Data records

(begin)

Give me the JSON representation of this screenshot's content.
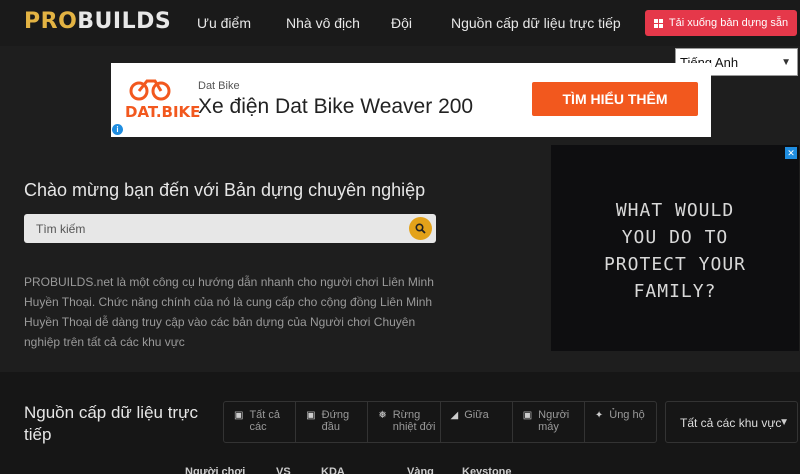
{
  "nav": {
    "logo_part1": "PRO",
    "logo_part2": "BUILDS",
    "links": [
      "Ưu điểm",
      "Nhà vô địch",
      "Đội",
      "Nguồn cấp dữ liệu trực tiếp"
    ],
    "download_label": "Tải xuống bản dựng sẵn",
    "download_color": "#e5384a"
  },
  "language": {
    "selected": "Tiếng Anh"
  },
  "ad_banner": {
    "logo_text": "DAT.BIKE",
    "brand": "Dat Bike",
    "headline": "Xe điện Dat Bike Weaver 200",
    "cta": "TÌM HIỂU THÊM",
    "accent": "#f2581e"
  },
  "side_ad": {
    "message": "WHAT WOULD\nYOU DO TO\nPROTECT YOUR\nFAMILY?"
  },
  "hero": {
    "welcome": "Chào mừng bạn đến với Bản dựng chuyên nghiệp",
    "search_placeholder": "Tìm kiếm",
    "description": "PROBUILDS.net là một công cụ hướng dẫn nhanh cho người chơi Liên Minh Huyền Thoại. Chức năng chính của nó là cung cấp cho cộng đồng Liên Minh Huyền Thoại dễ dàng truy cập vào các bản dựng của Người chơi Chuyên nghiệp trên tất cả các khu vực"
  },
  "feed": {
    "title": "Nguồn cấp dữ liệu trực tiếp",
    "filters": [
      {
        "label": "Tất cả các",
        "icon": "all-roles-icon"
      },
      {
        "label": "Đứng đầu",
        "icon": "top-lane-icon"
      },
      {
        "label": "Rừng nhiệt đới",
        "icon": "jungle-icon"
      },
      {
        "label": "Giữa",
        "icon": "mid-lane-icon"
      },
      {
        "label": "Người máy",
        "icon": "bot-lane-icon"
      },
      {
        "label": "Ủng hộ",
        "icon": "support-icon"
      }
    ],
    "region": "Tất cả các khu vực",
    "columns": [
      "Người chơi",
      "VS",
      "KDA",
      "Vàng",
      "Keystone"
    ]
  }
}
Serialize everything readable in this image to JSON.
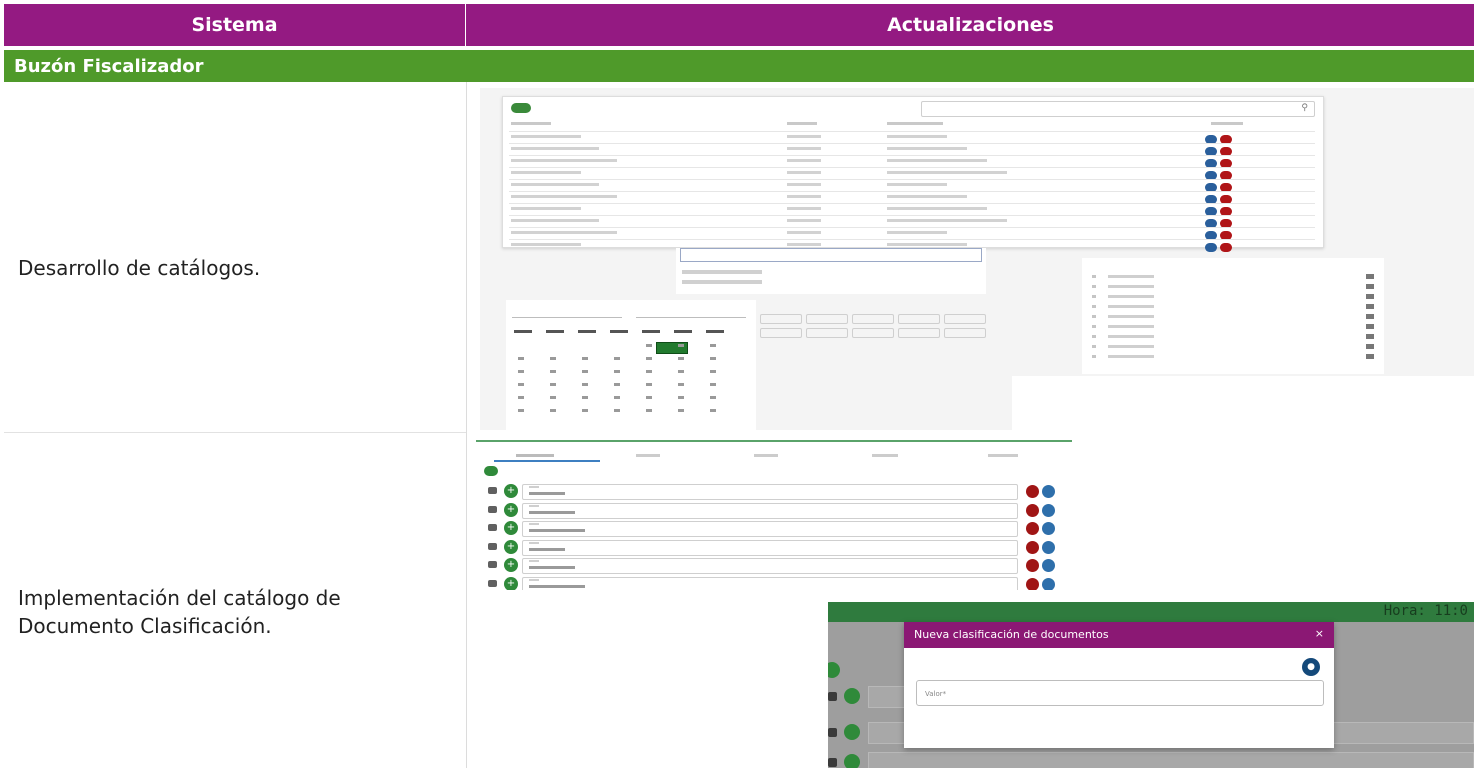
{
  "header": {
    "sistema": "Sistema",
    "actualizaciones": "Actualizaciones"
  },
  "section": {
    "title": "Buzón Fiscalizador"
  },
  "rows": [
    {
      "description": "Desarrollo de catálogos."
    },
    {
      "description_line1": "Implementación del catálogo de",
      "description_line2": "Documento Clasificación."
    }
  ],
  "shot3": {
    "hora": "Hora: 11:0",
    "modal_title": "Nueva clasificación de documentos",
    "close_glyph": "×",
    "input_placeholder": "Valor*"
  },
  "colors": {
    "header_purple": "#941a82",
    "section_green": "#4f9a2a",
    "modal_purple": "#8b1874",
    "topbar_green": "#2f7b3e"
  },
  "icons": [
    "search-icon",
    "edit-icon",
    "delete-icon",
    "plus-icon",
    "save-icon",
    "close-icon",
    "drag-handle-icon"
  ]
}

(end)

GIVEN EXERCISE: Print exactly the span of lines that begins with the line containing "Serialize everything readable" and ends with the last line of the listing, with no pictures.

THE RESULT:
Serialize everything readable in this image to JSON.
{
  "header": {
    "sistema": "Sistema",
    "actualizaciones": "Actualizaciones"
  },
  "section": {
    "title": "Buzón Fiscalizador"
  },
  "rows": [
    {
      "description": "Desarrollo de catálogos."
    },
    {
      "description_line1": "Implementación del catálogo de",
      "description_line2": "Documento Clasificación."
    }
  ],
  "shot3": {
    "hora": "Hora: 11:0",
    "modal_title": "Nueva clasificación de documentos",
    "close_glyph": "×",
    "input_placeholder": "Valor*"
  },
  "colors": {
    "header_purple": "#941a82",
    "section_green": "#4f9a2a",
    "modal_purple": "#8b1874",
    "topbar_green": "#2f7b3e"
  },
  "icons": [
    "search-icon",
    "edit-icon",
    "delete-icon",
    "plus-icon",
    "save-icon",
    "close-icon",
    "drag-handle-icon"
  ]
}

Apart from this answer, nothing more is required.